Aim of the task => Can you transcribe the data exactly? Leave the pictures out.

Records for this exercise =>

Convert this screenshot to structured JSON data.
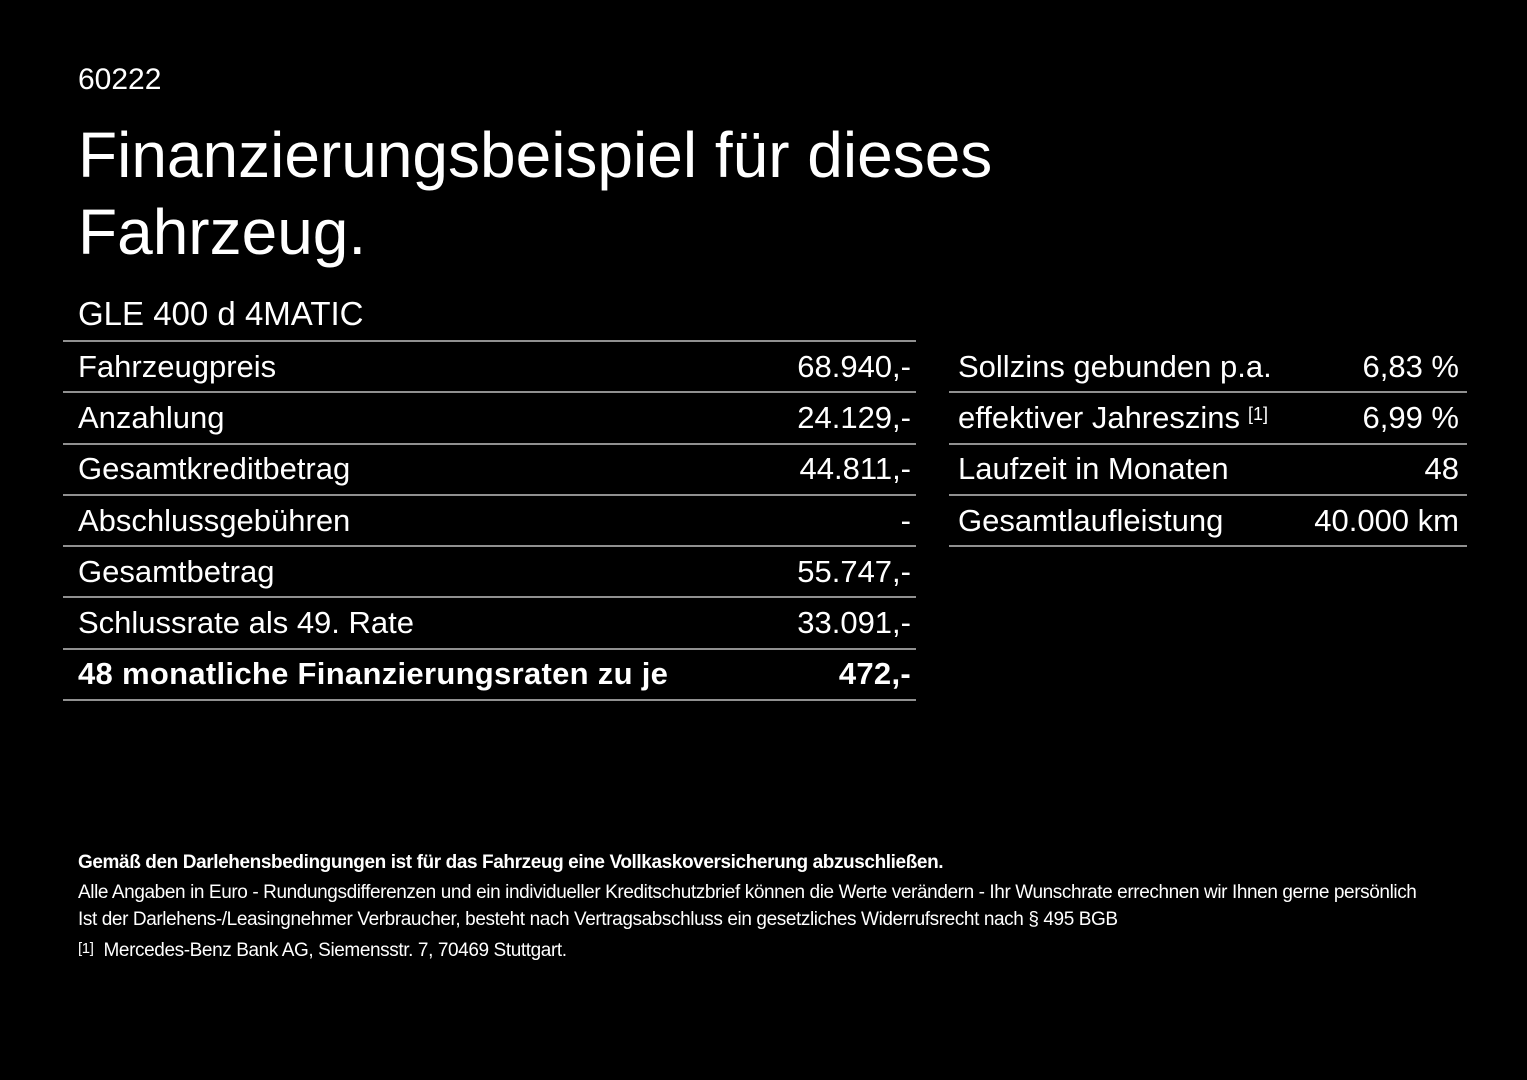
{
  "doc_id": "60222",
  "title": {
    "line1": "Finanzierungsbeispiel für dieses",
    "line2": "Fahrzeug."
  },
  "model": "GLE 400 d 4MATIC",
  "finance_table": {
    "rows": [
      {
        "label": "Fahrzeugpreis",
        "value": "68.940,-"
      },
      {
        "label": "Anzahlung",
        "value": "24.129,-"
      },
      {
        "label": "Gesamtkreditbetrag",
        "value": "44.811,-"
      },
      {
        "label": "Abschlussgebühren",
        "value": "-"
      },
      {
        "label": "Gesamtbetrag",
        "value": "55.747,-"
      },
      {
        "label": "Schlussrate als 49. Rate",
        "value": "33.091,-"
      },
      {
        "label": "48 monatliche Finanzierungsraten zu je",
        "value": "472,-"
      }
    ]
  },
  "terms_table": {
    "rows": [
      {
        "label": "Sollzins gebunden p.a.",
        "value": "6,83 %"
      },
      {
        "label": "effektiver Jahreszins",
        "sup": "[1]",
        "value": "6,99 %"
      },
      {
        "label": "Laufzeit in Monaten",
        "value": "48"
      },
      {
        "label": "Gesamtlaufleistung",
        "value": "40.000 km"
      }
    ]
  },
  "footnotes": {
    "bold_note": "Gemäß den Darlehensbedingungen ist für das Fahrzeug eine Vollkaskoversicherung abzuschließen.",
    "note1": "Alle Angaben in Euro - Rundungsdifferenzen und ein individueller Kreditschutzbrief können die Werte verändern - Ihr Wunschrate errechnen wir Ihnen gerne persönlich",
    "note2": "Ist der Darlehens-/Leasingnehmer Verbraucher, besteht nach Vertragsabschluss ein gesetzliches Widerrufsrecht nach § 495 BGB",
    "ref_marker": "[1]",
    "ref_text": "Mercedes-Benz Bank AG, Siemensstr. 7, 70469 Stuttgart."
  },
  "colors": {
    "background": "#000000",
    "text": "#ffffff",
    "divider": "#909090"
  }
}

Written solution =>
Convert this screenshot to structured JSON data.
{
  "doc_id": "60222",
  "title": {
    "line1": "Finanzierungsbeispiel für dieses",
    "line2": "Fahrzeug."
  },
  "model": "GLE 400 d 4MATIC",
  "finance_table": {
    "rows": [
      {
        "label": "Fahrzeugpreis",
        "value": "68.940,-"
      },
      {
        "label": "Anzahlung",
        "value": "24.129,-"
      },
      {
        "label": "Gesamtkreditbetrag",
        "value": "44.811,-"
      },
      {
        "label": "Abschlussgebühren",
        "value": "-"
      },
      {
        "label": "Gesamtbetrag",
        "value": "55.747,-"
      },
      {
        "label": "Schlussrate als 49. Rate",
        "value": "33.091,-"
      },
      {
        "label": "48 monatliche Finanzierungsraten zu je",
        "value": "472,-"
      }
    ]
  },
  "terms_table": {
    "rows": [
      {
        "label": "Sollzins gebunden p.a.",
        "value": "6,83 %"
      },
      {
        "label": "effektiver Jahreszins",
        "sup": "[1]",
        "value": "6,99 %"
      },
      {
        "label": "Laufzeit in Monaten",
        "value": "48"
      },
      {
        "label": "Gesamtlaufleistung",
        "value": "40.000 km"
      }
    ]
  },
  "footnotes": {
    "bold_note": "Gemäß den Darlehensbedingungen ist für das Fahrzeug eine Vollkaskoversicherung abzuschließen.",
    "note1": "Alle Angaben in Euro - Rundungsdifferenzen und ein individueller Kreditschutzbrief können die Werte verändern - Ihr Wunschrate errechnen wir Ihnen gerne persönlich",
    "note2": "Ist der Darlehens-/Leasingnehmer Verbraucher, besteht nach Vertragsabschluss ein gesetzliches Widerrufsrecht nach § 495 BGB",
    "ref_marker": "[1]",
    "ref_text": "Mercedes-Benz Bank AG, Siemensstr. 7, 70469 Stuttgart."
  },
  "colors": {
    "background": "#000000",
    "text": "#ffffff",
    "divider": "#909090"
  }
}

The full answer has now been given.